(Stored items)
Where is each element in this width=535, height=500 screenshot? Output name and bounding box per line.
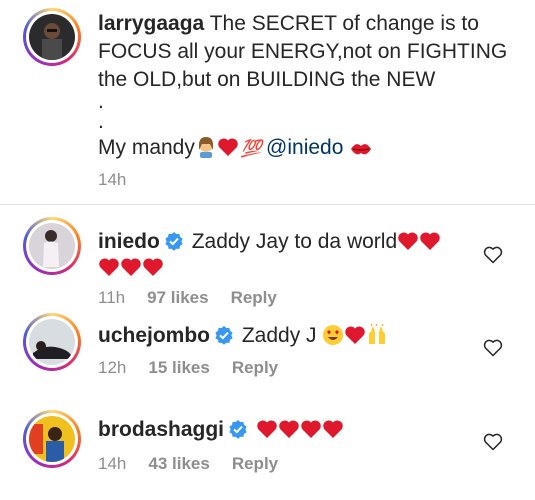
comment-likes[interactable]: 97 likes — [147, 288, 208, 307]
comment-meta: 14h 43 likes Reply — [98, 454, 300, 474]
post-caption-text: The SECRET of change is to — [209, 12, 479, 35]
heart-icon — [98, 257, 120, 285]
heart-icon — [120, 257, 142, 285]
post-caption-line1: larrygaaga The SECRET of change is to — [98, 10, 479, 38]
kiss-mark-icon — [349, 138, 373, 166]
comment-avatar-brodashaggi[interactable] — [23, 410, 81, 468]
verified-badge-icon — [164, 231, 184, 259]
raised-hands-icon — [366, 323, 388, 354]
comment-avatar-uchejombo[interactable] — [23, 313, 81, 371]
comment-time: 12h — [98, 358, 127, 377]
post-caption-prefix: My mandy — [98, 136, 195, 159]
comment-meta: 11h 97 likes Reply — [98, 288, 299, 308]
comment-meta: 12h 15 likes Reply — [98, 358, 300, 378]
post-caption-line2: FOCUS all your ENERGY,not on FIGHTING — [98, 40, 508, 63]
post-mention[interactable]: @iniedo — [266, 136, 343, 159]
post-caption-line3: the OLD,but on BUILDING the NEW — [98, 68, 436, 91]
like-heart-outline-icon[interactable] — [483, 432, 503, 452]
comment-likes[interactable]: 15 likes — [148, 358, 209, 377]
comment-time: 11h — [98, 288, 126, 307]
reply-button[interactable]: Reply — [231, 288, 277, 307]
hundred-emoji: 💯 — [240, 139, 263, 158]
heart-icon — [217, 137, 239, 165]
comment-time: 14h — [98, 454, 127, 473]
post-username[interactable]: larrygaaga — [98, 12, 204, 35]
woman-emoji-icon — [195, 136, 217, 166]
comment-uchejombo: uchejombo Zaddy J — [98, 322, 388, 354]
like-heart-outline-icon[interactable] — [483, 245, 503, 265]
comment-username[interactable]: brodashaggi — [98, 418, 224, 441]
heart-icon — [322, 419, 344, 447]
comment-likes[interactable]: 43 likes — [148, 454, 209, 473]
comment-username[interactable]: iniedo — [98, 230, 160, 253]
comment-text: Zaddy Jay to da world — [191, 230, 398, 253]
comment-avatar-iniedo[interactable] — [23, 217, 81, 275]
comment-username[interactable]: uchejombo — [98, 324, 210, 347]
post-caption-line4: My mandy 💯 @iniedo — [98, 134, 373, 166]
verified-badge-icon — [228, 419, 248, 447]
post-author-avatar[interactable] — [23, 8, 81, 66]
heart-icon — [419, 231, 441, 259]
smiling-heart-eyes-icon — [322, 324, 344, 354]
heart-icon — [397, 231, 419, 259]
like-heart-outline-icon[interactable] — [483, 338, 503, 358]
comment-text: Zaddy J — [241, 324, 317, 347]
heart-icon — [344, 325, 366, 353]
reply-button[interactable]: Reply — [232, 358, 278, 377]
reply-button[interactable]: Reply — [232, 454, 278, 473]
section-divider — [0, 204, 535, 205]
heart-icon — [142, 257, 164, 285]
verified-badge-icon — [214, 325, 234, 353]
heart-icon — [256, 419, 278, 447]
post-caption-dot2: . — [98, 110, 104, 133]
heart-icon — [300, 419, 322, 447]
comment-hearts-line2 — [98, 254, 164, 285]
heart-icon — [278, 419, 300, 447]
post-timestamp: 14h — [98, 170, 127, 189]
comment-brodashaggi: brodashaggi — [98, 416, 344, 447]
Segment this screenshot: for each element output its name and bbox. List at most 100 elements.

## Exercise:
Please rewrite all of the items above, changing "screenshot" to "screen capture" and keeping everything else the same. Leave the pictures out.

## Reply to the exercise:
Where is each element in this width=535, height=500 screen capture? Output name and bounding box per line.
comment-likes[interactable]: 97 likes — [147, 288, 208, 307]
comment-meta: 14h 43 likes Reply — [98, 454, 300, 474]
post-caption-text: The SECRET of change is to — [209, 12, 479, 35]
heart-icon — [98, 257, 120, 285]
heart-icon — [120, 257, 142, 285]
post-caption-line1: larrygaaga The SECRET of change is to — [98, 10, 479, 38]
kiss-mark-icon — [349, 138, 373, 166]
comment-avatar-brodashaggi[interactable] — [23, 410, 81, 468]
verified-badge-icon — [164, 231, 184, 259]
raised-hands-icon — [366, 323, 388, 354]
comment-avatar-uchejombo[interactable] — [23, 313, 81, 371]
comment-time: 12h — [98, 358, 127, 377]
post-caption-prefix: My mandy — [98, 136, 195, 159]
comment-meta: 11h 97 likes Reply — [98, 288, 299, 308]
comment-meta: 12h 15 likes Reply — [98, 358, 300, 378]
post-caption-line2: FOCUS all your ENERGY,not on FIGHTING — [98, 40, 508, 63]
post-mention[interactable]: @iniedo — [266, 136, 343, 159]
post-caption-line3: the OLD,but on BUILDING the NEW — [98, 68, 436, 91]
like-heart-outline-icon[interactable] — [483, 432, 503, 452]
comment-likes[interactable]: 15 likes — [148, 358, 209, 377]
comment-time: 11h — [98, 288, 126, 307]
reply-button[interactable]: Reply — [231, 288, 277, 307]
hundred-emoji: 💯 — [240, 139, 263, 158]
heart-icon — [217, 137, 239, 165]
comment-time: 14h — [98, 454, 127, 473]
post-username[interactable]: larrygaaga — [98, 12, 204, 35]
woman-emoji-icon — [195, 136, 217, 166]
comment-uchejombo: uchejombo Zaddy J — [98, 322, 388, 354]
like-heart-outline-icon[interactable] — [483, 245, 503, 265]
comment-username[interactable]: brodashaggi — [98, 418, 224, 441]
heart-icon — [322, 419, 344, 447]
comment-likes[interactable]: 43 likes — [148, 454, 209, 473]
comment-username[interactable]: iniedo — [98, 230, 160, 253]
comment-text: Zaddy Jay to da world — [191, 230, 398, 253]
comment-avatar-iniedo[interactable] — [23, 217, 81, 275]
comment-username[interactable]: uchejombo — [98, 324, 210, 347]
post-caption-line4: My mandy 💯 @iniedo — [98, 134, 373, 166]
verified-badge-icon — [228, 419, 248, 447]
post-author-avatar[interactable] — [23, 8, 81, 66]
heart-icon — [419, 231, 441, 259]
smiling-heart-eyes-icon — [322, 324, 344, 354]
heart-icon — [397, 231, 419, 259]
like-heart-outline-icon[interactable] — [483, 338, 503, 358]
comment-text: Zaddy J — [241, 324, 317, 347]
heart-icon — [344, 325, 366, 353]
reply-button[interactable]: Reply — [232, 358, 278, 377]
reply-button[interactable]: Reply — [232, 454, 278, 473]
section-divider — [0, 204, 535, 205]
heart-icon — [142, 257, 164, 285]
verified-badge-icon — [214, 325, 234, 353]
heart-icon — [256, 419, 278, 447]
post-caption-dot2: . — [98, 110, 104, 133]
heart-icon — [300, 419, 322, 447]
comment-hearts-line2 — [98, 254, 164, 285]
heart-icon — [278, 419, 300, 447]
post-timestamp: 14h — [98, 170, 127, 189]
comment-brodashaggi: brodashaggi — [98, 416, 344, 447]
Segment this screen capture: for each element output its name and bbox. List at most 100 elements.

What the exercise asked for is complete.